■ Problem statement ■
Of all the lines here, how many include the string "text"? Answer with the number only.

■ Data for this task ■
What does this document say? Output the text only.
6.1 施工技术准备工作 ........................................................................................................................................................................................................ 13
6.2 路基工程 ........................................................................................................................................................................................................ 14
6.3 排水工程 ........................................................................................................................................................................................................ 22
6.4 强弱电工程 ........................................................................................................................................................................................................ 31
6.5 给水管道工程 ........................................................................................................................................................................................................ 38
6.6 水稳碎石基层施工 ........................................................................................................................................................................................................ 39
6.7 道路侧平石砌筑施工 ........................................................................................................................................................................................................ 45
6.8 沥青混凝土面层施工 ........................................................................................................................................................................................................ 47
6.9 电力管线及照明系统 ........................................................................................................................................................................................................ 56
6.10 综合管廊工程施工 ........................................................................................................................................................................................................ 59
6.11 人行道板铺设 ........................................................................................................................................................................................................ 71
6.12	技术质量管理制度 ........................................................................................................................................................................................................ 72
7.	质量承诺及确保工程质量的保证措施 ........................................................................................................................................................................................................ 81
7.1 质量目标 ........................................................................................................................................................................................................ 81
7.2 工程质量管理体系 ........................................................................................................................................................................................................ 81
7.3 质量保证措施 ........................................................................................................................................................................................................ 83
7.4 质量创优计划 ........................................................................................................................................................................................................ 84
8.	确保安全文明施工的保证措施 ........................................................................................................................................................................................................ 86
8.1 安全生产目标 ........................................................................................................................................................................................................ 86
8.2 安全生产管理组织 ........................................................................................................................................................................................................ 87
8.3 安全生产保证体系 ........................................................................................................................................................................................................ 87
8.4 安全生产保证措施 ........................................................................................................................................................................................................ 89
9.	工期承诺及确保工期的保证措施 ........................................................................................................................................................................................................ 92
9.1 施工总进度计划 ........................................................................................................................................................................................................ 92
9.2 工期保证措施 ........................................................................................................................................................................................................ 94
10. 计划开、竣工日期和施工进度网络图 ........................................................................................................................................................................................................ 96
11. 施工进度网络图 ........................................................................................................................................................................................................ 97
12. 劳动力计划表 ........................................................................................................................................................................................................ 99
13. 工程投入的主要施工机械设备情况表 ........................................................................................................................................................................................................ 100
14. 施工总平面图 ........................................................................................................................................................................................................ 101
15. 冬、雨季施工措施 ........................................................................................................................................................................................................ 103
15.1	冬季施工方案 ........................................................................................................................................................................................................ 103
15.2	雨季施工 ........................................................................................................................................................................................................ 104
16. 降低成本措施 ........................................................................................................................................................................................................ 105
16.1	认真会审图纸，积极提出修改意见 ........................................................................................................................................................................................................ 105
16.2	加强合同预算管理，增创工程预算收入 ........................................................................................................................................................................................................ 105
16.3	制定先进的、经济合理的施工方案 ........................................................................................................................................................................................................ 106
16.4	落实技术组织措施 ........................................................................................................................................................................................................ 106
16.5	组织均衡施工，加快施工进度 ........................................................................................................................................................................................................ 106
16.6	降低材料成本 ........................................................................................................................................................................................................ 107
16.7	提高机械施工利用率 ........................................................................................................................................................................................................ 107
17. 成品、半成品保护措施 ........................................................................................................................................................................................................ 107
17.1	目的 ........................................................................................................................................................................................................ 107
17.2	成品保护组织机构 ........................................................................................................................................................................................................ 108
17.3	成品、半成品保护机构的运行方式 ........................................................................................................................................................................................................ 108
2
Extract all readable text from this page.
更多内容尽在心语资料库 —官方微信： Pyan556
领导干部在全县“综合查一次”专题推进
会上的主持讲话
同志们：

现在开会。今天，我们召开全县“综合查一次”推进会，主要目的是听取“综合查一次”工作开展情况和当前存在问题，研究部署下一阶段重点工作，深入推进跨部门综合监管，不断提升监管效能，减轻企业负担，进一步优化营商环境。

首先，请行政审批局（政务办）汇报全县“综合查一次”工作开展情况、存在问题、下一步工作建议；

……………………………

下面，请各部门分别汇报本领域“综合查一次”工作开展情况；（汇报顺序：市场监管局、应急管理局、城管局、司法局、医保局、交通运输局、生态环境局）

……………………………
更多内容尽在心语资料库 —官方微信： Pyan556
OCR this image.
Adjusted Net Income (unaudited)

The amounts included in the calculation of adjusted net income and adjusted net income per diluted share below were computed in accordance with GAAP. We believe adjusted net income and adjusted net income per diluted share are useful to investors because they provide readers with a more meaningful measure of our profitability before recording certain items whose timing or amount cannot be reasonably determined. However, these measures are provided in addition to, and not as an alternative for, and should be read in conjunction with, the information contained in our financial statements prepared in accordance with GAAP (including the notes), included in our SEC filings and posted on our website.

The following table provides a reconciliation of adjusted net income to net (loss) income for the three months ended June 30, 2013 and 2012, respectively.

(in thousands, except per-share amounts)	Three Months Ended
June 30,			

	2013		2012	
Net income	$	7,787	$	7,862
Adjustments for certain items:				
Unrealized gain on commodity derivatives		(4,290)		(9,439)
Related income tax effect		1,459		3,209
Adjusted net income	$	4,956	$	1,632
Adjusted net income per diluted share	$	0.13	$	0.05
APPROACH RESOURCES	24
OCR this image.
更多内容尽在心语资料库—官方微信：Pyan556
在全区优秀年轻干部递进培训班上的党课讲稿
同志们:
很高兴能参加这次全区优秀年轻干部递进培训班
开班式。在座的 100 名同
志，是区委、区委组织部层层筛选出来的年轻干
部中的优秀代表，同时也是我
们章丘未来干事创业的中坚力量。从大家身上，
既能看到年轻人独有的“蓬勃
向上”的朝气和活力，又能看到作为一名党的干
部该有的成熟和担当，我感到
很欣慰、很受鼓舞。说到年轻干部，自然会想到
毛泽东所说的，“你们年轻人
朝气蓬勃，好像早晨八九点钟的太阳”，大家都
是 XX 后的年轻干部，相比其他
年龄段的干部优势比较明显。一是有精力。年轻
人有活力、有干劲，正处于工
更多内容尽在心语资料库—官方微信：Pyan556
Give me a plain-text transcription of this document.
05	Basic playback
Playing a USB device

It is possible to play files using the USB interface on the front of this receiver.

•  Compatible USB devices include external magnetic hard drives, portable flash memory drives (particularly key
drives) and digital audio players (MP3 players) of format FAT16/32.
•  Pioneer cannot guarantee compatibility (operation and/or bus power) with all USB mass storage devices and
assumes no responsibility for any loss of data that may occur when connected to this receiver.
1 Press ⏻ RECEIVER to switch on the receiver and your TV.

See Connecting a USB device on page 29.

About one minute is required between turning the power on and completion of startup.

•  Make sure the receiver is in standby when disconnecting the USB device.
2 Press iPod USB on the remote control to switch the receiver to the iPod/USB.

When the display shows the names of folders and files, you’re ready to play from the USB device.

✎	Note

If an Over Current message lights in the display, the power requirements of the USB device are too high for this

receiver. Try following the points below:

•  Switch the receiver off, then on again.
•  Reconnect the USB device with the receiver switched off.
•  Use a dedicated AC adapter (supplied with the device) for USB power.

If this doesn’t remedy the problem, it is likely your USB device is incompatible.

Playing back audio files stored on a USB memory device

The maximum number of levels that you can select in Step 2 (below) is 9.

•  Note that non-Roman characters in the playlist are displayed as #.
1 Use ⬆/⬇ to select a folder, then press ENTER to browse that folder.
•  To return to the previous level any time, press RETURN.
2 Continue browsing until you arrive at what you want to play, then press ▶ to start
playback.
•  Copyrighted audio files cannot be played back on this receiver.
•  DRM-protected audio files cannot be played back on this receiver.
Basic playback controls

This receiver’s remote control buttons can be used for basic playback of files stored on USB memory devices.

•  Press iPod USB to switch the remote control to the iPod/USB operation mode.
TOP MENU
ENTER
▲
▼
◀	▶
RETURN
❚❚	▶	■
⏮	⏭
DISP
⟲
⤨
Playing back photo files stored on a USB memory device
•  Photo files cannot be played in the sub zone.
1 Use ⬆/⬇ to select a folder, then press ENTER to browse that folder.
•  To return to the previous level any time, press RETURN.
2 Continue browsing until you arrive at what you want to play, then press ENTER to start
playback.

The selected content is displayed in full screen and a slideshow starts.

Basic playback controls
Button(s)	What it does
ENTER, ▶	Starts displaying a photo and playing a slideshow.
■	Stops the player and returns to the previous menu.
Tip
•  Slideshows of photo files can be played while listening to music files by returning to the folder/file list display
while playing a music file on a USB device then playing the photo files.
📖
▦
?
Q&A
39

■ Solution to the problem ■
3